Task inputs:
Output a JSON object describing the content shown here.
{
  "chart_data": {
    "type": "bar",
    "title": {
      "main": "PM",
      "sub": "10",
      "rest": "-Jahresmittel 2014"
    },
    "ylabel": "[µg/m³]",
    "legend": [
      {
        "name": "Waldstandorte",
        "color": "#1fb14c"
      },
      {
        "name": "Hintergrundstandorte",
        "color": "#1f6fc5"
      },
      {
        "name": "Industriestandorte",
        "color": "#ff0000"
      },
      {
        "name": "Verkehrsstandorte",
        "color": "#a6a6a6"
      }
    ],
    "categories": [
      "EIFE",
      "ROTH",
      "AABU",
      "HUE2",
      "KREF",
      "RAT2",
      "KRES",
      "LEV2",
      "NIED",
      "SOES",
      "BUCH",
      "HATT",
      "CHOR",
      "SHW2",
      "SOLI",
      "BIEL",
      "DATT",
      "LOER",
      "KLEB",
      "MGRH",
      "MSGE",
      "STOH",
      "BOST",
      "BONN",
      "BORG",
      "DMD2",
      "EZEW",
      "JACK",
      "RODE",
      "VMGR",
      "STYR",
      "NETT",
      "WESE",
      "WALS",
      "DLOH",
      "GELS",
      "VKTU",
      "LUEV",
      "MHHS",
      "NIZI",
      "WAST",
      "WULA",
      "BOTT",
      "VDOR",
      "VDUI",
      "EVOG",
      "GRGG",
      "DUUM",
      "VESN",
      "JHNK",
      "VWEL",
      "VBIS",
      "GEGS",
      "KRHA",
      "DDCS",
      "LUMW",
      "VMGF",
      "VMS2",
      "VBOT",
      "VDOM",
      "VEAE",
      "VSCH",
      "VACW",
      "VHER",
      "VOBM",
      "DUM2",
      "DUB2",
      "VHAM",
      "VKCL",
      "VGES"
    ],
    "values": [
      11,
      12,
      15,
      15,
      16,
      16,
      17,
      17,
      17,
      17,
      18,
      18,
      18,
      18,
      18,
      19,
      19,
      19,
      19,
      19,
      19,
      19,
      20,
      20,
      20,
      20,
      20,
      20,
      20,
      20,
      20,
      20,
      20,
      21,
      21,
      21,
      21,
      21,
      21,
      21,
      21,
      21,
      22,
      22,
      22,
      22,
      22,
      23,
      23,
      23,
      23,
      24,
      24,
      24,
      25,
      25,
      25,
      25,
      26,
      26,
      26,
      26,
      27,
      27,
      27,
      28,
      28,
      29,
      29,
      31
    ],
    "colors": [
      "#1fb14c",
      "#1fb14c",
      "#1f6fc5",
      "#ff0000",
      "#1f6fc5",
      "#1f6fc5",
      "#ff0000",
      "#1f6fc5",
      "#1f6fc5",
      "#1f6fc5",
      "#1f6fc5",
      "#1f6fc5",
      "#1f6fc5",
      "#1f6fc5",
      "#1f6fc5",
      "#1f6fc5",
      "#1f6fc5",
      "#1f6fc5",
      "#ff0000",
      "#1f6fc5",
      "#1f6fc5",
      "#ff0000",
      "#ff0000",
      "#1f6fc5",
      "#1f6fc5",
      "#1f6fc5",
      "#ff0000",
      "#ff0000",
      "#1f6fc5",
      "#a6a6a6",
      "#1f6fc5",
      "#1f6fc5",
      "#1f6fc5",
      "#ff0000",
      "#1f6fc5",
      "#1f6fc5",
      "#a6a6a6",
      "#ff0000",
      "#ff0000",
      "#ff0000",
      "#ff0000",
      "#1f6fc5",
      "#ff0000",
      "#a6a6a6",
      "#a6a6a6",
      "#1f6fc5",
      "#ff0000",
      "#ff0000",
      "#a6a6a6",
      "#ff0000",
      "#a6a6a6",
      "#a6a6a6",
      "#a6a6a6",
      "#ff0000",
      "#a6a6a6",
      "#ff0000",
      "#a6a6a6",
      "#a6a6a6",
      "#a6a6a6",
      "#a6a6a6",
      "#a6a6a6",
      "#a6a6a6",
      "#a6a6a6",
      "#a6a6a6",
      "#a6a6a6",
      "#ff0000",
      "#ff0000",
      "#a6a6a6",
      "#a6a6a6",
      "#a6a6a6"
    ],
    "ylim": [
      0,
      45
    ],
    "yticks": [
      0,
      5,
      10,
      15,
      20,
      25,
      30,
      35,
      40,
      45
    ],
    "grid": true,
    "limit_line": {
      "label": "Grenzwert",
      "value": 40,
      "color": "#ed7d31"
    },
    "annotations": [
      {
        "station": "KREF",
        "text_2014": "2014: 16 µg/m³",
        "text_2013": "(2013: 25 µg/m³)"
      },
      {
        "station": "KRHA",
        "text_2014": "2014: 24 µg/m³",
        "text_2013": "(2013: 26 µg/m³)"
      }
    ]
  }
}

Direction: Keep only the lines that hold the string "name", and copy them out.

The response:
        "name": "Waldstandorte",
        "name": "Hintergrundstandorte",
        "name": "Industriestandorte",
        "name": "Verkehrsstandorte",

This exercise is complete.